• _What the task asks_
Set out every line bearing the string "Российской".

A block of data
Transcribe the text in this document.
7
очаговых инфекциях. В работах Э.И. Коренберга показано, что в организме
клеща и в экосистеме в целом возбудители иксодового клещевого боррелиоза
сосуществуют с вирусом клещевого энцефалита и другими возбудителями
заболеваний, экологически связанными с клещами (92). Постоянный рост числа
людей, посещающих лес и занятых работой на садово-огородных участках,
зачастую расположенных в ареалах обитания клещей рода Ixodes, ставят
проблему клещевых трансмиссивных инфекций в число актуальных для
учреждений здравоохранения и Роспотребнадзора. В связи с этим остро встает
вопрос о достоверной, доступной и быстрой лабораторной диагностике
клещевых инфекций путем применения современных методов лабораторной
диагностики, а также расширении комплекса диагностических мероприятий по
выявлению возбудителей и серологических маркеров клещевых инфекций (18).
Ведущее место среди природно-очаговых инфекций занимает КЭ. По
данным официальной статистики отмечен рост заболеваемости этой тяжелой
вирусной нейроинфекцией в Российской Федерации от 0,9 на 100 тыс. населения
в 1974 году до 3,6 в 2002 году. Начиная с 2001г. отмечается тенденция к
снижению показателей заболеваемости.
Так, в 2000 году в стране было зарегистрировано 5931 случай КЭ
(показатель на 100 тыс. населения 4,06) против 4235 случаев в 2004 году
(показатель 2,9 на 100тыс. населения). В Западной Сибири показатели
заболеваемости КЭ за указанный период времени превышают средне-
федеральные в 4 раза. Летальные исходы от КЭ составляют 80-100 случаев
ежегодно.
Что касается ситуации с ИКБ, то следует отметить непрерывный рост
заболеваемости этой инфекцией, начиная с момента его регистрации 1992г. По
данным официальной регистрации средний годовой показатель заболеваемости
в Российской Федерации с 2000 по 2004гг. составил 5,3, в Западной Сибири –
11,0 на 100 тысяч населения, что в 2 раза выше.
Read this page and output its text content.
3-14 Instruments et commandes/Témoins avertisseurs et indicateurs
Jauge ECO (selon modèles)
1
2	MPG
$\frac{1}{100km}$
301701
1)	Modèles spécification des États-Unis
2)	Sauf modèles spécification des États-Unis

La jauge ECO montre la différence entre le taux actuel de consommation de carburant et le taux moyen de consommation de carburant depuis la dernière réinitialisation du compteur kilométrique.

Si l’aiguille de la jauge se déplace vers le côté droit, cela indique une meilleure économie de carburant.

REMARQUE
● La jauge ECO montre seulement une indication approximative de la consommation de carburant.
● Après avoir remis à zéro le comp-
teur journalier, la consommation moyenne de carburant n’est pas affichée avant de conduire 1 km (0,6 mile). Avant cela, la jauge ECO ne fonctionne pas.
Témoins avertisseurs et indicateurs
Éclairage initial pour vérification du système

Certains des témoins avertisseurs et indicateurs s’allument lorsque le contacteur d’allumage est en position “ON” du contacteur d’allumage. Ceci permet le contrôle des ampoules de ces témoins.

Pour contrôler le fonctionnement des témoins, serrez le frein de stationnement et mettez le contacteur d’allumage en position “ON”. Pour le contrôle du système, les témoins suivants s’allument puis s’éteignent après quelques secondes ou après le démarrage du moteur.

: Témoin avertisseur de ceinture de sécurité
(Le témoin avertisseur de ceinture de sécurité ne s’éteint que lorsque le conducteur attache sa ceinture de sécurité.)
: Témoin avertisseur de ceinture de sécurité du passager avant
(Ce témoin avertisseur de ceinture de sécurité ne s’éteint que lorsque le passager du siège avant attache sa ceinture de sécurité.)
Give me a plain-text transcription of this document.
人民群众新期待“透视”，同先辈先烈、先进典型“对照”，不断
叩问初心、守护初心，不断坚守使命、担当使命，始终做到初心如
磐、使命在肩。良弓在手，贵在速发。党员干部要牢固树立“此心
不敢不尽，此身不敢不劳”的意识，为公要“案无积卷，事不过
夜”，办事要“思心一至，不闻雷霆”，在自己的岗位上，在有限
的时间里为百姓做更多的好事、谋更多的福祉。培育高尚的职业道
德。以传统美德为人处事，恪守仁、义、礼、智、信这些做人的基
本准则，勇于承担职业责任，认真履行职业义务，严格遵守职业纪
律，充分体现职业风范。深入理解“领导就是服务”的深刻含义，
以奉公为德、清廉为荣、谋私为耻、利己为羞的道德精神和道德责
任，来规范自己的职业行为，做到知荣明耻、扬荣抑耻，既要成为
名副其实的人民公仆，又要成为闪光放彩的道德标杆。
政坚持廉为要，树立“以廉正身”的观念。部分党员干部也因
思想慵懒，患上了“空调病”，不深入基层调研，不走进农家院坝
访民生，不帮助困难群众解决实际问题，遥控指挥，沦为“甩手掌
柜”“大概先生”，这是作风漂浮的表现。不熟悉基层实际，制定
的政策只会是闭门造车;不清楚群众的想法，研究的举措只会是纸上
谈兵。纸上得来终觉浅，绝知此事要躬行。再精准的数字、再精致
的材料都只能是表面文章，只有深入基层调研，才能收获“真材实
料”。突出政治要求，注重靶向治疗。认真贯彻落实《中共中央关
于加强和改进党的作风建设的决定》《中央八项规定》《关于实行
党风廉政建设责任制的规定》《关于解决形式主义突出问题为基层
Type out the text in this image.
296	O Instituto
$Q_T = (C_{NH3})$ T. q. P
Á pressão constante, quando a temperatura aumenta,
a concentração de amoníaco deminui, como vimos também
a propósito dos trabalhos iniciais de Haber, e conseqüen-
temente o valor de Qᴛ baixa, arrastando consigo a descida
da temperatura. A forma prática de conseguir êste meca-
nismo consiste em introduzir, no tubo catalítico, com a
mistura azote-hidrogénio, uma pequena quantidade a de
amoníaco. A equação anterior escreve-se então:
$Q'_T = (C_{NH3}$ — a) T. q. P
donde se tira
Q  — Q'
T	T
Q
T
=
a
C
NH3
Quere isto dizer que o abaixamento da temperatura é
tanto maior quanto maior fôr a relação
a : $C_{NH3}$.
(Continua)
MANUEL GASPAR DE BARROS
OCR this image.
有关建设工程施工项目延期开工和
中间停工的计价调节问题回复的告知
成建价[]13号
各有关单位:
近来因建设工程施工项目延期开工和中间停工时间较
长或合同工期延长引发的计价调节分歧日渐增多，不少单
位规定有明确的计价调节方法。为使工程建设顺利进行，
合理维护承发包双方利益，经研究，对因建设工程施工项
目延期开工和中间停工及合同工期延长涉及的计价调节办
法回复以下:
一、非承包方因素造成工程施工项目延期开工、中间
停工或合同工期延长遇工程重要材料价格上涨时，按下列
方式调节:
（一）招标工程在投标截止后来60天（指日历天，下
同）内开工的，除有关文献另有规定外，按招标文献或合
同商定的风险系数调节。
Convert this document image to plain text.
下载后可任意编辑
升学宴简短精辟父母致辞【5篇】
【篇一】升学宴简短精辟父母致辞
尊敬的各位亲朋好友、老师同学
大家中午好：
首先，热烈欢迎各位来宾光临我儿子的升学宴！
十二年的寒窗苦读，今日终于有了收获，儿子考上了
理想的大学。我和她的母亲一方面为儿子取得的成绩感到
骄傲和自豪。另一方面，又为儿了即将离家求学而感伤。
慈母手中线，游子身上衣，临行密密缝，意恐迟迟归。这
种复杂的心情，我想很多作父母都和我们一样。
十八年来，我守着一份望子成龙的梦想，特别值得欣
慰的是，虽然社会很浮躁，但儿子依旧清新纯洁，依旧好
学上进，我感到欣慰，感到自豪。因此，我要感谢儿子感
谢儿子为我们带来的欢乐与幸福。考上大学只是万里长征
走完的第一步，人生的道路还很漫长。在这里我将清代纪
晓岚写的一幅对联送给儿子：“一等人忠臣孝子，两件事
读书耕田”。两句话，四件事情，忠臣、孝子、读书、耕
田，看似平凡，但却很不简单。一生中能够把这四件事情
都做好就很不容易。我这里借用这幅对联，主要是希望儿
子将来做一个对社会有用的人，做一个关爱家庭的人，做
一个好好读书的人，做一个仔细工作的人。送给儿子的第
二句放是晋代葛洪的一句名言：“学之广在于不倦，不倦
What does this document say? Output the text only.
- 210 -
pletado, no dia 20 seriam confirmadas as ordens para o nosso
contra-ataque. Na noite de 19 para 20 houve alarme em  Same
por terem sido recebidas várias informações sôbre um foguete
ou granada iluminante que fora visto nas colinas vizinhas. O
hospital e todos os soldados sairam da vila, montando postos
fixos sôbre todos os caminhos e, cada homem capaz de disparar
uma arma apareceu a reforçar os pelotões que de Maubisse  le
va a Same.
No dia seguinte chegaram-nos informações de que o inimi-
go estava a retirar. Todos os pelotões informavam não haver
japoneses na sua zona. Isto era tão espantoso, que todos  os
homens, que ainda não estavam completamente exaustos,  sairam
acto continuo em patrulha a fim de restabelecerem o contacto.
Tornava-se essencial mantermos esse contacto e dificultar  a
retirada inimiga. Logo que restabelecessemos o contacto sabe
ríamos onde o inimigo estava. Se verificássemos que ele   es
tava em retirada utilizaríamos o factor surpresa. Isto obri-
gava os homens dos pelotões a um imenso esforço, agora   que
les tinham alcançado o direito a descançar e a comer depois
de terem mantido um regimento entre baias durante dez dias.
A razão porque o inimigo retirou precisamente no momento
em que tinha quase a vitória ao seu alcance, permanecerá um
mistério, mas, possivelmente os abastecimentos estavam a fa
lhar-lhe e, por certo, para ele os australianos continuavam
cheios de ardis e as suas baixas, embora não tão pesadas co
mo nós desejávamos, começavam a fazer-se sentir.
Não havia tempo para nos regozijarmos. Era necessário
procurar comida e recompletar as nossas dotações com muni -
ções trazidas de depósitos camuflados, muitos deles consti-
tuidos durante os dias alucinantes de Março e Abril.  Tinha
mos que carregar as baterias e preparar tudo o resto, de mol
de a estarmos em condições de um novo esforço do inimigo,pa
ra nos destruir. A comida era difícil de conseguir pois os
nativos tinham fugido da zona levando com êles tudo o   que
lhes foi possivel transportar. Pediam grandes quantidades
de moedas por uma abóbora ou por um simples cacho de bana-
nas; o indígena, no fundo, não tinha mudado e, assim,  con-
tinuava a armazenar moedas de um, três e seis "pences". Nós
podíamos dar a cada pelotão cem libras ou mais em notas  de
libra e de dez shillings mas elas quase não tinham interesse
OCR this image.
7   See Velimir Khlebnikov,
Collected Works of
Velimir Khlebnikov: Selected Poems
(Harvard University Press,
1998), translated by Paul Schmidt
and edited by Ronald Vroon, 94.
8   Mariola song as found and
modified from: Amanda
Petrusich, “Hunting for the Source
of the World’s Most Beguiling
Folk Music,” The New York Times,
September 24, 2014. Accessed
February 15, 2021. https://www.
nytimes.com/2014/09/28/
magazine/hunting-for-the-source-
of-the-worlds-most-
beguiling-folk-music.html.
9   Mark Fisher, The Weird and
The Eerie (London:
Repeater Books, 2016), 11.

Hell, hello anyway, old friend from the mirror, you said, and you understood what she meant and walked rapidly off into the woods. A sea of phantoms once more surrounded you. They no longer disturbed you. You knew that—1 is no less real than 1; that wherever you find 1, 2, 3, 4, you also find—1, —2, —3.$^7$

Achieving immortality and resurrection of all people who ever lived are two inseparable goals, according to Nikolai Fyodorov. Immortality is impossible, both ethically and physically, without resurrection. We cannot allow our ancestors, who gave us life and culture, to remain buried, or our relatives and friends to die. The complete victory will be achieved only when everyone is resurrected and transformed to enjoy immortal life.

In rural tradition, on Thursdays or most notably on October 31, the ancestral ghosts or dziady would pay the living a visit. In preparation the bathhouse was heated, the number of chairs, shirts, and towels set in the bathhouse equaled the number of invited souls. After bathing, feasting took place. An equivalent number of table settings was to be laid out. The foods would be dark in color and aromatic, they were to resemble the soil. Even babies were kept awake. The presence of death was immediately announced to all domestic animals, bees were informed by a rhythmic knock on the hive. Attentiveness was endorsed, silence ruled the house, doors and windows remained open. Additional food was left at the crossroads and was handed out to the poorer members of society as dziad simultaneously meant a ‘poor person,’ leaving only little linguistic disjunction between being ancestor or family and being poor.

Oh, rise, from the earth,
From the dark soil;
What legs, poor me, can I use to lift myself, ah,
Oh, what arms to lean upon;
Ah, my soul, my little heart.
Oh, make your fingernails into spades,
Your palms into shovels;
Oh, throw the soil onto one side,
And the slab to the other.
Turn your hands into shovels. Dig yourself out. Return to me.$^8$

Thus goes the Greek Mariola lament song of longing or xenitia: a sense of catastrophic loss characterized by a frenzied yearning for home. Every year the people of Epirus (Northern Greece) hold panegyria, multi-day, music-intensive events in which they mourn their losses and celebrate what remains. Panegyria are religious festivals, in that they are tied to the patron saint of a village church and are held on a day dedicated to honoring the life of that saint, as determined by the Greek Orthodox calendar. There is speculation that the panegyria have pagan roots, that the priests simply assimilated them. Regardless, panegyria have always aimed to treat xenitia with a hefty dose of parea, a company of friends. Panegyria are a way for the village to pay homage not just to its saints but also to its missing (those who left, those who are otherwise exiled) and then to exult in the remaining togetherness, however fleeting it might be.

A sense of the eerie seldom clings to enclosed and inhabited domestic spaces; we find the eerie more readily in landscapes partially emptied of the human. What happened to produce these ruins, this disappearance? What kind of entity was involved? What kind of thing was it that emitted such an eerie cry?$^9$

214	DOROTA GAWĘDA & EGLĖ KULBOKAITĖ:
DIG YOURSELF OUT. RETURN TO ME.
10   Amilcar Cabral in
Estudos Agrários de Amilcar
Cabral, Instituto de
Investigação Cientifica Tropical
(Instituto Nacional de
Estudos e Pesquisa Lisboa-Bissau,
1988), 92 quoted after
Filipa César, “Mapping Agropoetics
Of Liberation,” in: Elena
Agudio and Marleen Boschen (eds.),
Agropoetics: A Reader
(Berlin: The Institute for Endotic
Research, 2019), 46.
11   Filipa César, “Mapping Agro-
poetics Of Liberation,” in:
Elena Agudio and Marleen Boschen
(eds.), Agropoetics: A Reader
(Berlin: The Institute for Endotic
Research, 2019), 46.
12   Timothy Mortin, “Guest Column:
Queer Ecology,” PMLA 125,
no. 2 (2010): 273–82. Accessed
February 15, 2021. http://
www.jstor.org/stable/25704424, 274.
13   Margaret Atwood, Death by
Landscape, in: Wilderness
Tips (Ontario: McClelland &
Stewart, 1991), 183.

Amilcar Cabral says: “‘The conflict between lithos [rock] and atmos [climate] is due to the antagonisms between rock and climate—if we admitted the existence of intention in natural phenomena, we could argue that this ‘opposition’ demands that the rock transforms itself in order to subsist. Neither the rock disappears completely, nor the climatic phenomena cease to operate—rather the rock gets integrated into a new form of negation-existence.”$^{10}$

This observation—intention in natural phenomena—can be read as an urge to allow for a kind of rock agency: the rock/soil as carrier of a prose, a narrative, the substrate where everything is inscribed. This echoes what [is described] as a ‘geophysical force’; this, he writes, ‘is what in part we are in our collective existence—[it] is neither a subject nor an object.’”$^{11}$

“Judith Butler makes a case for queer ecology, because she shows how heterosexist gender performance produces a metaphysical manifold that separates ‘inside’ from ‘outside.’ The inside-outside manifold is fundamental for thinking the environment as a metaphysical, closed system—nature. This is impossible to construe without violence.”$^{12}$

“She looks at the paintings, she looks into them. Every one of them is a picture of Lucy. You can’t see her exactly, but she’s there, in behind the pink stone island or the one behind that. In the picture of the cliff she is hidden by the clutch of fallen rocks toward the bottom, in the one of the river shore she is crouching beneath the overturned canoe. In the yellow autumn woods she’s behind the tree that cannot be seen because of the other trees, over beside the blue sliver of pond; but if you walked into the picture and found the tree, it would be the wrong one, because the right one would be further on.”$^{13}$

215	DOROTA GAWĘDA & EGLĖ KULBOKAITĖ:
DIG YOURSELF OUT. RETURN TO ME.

• _Answer_
вирусной нейроинфекцией в Российской Федерации от 0,9 на 100 тыс. населения
в Российской Федерации с 2000 по 2004гг. составил 5,3, в Западной Сибири –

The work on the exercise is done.